__What is asked__.
Make a tally of the lines in the records that include the string "text", and give only that number.

(Dataset entries on figures)
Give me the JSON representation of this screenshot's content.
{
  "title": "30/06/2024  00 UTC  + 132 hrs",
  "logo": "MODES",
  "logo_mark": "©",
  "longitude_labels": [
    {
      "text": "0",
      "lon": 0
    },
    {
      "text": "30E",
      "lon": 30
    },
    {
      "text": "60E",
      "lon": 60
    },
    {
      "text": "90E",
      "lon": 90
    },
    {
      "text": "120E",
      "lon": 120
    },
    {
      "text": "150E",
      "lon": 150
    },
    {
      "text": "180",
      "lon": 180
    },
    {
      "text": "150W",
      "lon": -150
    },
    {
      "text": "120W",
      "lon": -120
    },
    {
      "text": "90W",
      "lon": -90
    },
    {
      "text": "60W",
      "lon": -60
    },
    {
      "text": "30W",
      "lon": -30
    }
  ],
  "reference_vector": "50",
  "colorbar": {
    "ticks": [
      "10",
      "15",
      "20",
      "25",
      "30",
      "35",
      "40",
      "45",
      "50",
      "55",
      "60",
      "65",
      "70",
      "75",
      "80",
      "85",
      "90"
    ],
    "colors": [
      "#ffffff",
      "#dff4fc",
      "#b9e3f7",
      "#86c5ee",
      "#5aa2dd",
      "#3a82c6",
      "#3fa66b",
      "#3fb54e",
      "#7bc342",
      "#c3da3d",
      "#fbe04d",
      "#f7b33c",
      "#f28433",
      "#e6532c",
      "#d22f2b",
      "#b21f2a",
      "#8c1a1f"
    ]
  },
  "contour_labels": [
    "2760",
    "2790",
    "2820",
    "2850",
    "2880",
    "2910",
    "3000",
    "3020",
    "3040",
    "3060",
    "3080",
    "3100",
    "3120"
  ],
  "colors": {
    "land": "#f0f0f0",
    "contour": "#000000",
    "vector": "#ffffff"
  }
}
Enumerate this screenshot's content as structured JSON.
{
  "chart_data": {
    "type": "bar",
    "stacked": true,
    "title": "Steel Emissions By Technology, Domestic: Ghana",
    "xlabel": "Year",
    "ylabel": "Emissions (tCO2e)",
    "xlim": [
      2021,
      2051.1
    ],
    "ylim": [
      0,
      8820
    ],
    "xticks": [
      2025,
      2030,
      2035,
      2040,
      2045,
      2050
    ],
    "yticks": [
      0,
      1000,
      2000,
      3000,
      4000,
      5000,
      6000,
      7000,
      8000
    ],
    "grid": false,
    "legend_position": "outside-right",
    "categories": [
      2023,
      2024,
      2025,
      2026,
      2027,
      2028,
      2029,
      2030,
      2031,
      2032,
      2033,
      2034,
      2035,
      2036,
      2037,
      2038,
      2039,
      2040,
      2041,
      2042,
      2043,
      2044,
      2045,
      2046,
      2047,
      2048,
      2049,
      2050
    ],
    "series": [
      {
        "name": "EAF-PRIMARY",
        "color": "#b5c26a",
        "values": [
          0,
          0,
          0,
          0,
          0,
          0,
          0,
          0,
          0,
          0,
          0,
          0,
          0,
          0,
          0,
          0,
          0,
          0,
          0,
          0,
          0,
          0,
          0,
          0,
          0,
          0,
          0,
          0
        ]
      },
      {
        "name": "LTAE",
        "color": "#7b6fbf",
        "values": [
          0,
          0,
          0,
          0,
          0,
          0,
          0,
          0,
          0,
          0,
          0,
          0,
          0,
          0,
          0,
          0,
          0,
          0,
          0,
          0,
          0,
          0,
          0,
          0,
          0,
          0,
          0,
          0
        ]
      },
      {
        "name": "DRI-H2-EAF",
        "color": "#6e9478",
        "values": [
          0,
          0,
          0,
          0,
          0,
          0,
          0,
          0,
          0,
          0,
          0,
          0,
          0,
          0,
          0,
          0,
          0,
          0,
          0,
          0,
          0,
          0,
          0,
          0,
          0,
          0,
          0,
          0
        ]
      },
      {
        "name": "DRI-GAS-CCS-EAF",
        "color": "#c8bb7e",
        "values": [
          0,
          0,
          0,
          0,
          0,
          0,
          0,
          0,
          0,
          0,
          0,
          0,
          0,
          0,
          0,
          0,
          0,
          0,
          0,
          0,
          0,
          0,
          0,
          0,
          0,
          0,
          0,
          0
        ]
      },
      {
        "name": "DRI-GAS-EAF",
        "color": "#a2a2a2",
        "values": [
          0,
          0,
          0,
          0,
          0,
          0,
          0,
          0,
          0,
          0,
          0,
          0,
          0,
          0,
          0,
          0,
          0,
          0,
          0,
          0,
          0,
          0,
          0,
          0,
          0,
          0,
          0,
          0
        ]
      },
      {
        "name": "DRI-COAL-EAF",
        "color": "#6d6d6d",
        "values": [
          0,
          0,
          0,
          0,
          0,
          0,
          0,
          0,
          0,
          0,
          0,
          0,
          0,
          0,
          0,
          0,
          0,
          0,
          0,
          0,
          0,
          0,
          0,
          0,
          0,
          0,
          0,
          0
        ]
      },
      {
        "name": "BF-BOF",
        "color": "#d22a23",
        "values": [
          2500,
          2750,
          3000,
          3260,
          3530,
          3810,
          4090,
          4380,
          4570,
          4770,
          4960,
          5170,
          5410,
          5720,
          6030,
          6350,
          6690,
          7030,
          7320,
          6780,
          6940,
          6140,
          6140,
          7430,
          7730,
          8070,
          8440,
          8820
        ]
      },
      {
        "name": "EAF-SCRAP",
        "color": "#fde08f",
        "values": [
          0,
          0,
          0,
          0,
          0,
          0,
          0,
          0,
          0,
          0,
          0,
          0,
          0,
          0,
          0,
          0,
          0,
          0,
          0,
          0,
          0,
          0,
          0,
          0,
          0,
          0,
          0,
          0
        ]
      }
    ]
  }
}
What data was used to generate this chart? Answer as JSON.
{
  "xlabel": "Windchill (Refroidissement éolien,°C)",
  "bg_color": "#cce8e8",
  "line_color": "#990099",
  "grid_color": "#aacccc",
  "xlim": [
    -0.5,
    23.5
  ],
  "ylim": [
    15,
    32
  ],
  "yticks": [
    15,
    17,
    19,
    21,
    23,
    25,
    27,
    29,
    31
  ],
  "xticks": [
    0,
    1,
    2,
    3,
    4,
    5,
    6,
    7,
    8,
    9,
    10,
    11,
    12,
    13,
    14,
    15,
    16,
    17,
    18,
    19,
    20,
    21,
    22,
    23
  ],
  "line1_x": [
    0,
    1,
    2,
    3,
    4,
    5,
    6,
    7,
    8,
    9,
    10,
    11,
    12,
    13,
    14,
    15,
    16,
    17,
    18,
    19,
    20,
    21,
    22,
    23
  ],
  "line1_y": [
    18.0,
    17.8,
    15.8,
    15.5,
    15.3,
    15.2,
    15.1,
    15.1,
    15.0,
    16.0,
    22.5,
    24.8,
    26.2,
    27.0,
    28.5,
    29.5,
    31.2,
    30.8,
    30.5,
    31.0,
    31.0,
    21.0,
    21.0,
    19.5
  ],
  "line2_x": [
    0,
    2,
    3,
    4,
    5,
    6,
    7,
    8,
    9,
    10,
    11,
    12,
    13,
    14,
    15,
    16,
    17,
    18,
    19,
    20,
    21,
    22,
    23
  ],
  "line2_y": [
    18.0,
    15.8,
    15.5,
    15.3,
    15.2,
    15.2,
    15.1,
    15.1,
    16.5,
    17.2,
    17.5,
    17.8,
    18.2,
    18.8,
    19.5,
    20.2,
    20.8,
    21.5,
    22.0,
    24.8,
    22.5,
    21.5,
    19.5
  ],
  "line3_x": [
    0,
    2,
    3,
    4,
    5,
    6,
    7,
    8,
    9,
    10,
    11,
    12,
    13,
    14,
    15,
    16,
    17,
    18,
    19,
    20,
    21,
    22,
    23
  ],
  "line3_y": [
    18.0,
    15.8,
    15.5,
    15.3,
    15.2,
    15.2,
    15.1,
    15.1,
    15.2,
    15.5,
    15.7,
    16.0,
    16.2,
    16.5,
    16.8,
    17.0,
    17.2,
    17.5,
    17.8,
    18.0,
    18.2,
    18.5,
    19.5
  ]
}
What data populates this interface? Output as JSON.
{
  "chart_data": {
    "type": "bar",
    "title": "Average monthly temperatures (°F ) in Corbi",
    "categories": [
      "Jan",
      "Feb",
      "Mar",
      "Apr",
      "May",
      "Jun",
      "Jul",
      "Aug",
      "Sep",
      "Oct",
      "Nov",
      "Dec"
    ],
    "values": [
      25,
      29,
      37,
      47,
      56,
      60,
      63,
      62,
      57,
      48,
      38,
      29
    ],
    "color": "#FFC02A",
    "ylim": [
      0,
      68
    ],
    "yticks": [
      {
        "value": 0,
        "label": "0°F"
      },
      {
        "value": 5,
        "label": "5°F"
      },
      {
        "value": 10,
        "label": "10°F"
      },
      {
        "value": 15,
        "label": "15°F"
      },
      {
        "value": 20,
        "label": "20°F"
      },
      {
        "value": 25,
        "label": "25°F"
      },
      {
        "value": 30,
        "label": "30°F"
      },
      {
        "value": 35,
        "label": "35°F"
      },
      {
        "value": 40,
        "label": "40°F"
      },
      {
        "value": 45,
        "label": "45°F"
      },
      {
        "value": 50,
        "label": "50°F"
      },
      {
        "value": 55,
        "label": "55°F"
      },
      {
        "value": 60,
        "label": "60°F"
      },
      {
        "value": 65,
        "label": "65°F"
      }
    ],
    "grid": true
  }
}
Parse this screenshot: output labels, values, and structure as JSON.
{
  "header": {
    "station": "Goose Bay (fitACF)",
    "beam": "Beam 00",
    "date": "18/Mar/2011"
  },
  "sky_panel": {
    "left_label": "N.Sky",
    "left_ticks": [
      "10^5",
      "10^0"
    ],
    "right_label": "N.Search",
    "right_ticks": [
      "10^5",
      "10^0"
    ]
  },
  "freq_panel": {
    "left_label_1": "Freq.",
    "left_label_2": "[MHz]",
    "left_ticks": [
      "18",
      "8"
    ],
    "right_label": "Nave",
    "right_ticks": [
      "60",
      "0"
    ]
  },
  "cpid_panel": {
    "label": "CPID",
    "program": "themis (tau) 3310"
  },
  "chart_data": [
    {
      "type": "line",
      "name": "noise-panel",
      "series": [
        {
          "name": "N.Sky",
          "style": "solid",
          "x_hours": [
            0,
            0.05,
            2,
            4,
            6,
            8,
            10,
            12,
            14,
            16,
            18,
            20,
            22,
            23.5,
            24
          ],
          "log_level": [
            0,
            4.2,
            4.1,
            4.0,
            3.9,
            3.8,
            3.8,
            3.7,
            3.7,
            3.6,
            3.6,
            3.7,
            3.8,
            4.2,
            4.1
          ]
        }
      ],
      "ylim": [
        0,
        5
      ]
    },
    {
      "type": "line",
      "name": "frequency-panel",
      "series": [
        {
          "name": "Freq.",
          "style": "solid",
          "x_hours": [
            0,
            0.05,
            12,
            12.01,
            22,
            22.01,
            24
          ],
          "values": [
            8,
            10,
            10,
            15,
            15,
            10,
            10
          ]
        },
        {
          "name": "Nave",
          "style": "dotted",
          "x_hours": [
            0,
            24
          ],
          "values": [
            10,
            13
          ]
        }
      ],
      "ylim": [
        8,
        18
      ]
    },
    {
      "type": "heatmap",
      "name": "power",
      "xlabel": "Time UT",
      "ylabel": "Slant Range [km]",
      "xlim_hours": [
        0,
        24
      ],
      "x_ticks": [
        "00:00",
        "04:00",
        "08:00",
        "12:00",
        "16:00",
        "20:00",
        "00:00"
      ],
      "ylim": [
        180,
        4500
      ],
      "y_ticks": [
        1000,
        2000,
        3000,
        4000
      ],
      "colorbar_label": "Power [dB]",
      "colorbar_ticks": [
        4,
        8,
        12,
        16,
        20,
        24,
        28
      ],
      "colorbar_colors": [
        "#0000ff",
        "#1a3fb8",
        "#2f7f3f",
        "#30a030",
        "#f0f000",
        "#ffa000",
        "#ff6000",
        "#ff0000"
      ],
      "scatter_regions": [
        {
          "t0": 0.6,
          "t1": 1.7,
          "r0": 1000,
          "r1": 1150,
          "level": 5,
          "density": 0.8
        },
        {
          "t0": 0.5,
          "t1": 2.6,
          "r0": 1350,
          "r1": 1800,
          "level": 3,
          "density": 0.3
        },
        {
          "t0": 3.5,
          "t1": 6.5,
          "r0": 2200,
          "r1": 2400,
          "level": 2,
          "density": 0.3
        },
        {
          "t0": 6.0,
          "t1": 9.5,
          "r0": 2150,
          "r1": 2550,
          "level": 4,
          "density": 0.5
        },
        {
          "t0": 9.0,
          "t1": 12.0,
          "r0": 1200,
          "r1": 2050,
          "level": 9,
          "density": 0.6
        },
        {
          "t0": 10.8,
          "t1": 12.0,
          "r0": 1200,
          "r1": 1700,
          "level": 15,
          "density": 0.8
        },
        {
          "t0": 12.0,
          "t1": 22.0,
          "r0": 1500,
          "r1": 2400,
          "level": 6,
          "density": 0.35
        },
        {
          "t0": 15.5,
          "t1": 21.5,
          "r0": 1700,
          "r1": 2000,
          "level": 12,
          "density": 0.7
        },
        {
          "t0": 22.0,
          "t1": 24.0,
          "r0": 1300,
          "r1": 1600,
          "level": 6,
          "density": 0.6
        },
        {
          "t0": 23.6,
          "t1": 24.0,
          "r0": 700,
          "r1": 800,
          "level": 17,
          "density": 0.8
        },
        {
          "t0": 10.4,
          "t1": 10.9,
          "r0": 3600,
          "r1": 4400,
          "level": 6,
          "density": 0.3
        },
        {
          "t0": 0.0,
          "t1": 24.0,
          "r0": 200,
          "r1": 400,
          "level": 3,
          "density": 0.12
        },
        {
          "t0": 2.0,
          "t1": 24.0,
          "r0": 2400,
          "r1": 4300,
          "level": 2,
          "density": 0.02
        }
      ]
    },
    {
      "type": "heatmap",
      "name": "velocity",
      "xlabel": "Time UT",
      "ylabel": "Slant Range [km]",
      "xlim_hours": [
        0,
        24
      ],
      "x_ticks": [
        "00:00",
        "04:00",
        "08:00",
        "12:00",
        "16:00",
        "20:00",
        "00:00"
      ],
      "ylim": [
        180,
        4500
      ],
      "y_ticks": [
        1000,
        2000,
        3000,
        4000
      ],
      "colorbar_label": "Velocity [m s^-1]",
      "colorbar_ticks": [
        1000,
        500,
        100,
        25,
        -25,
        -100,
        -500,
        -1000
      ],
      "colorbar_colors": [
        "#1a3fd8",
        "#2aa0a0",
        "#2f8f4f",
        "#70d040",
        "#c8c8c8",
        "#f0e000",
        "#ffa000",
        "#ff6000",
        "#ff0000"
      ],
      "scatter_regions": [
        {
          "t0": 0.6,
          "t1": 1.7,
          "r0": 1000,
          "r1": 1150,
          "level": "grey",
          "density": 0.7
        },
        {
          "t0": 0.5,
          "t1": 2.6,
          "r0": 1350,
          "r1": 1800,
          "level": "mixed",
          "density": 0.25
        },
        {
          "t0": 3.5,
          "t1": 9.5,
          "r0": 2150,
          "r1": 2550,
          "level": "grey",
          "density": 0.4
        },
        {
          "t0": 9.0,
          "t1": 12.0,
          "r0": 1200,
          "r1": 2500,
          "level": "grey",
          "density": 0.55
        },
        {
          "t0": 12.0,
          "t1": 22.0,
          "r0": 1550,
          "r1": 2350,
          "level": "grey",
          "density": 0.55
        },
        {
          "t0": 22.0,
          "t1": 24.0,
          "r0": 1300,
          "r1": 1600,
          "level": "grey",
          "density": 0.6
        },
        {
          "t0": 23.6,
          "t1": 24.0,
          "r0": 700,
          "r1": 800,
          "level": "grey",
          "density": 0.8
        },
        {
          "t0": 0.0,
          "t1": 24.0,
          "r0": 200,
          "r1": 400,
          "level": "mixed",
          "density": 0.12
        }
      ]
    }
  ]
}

__Result of this task__.
12